- _Task prompt_
Extract each line bearing the word "pequeninas".

(Recorded data)
————

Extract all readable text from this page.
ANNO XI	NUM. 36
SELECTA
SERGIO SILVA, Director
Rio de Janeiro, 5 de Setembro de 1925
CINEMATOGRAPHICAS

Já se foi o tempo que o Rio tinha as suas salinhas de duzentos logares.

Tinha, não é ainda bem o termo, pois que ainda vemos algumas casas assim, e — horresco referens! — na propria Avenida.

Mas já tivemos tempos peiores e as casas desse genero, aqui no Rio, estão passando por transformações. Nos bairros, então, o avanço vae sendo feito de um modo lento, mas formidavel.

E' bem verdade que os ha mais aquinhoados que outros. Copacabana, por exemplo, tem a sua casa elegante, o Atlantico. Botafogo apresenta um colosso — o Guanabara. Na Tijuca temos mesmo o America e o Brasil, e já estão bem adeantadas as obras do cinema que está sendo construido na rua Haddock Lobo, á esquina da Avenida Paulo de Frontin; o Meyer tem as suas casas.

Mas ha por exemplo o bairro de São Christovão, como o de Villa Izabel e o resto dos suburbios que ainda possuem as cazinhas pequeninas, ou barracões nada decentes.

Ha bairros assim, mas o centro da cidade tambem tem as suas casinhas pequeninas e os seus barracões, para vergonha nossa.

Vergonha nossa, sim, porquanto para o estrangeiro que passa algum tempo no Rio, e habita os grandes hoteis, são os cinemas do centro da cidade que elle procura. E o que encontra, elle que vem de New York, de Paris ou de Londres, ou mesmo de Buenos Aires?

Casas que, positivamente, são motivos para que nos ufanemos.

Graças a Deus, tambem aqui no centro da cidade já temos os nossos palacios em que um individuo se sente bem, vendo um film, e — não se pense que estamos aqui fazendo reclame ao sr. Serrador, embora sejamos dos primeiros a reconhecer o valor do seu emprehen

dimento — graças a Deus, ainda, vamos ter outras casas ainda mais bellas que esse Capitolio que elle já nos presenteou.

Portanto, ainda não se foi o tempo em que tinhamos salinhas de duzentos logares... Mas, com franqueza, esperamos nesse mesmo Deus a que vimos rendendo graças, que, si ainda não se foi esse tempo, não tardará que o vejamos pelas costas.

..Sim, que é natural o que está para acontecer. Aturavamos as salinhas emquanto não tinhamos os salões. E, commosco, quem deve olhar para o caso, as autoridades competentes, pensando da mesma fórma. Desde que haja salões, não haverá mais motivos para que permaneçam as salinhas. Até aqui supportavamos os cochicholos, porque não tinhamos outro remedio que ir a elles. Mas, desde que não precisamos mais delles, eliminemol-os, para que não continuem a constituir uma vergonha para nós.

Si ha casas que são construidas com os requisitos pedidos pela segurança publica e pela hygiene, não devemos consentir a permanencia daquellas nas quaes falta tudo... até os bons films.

————

- _Exercise output_
Mas ha por exemplo o bairro de São Christovão, como o de Villa Izabel e o resto dos suburbios que ainda possuem as cazinhas pequeninas, ou barracões nada decentes.
Ha bairros assim, mas o centro da cidade tambem tem as suas casinhas pequeninas e os seus barracões, para vergonha nossa.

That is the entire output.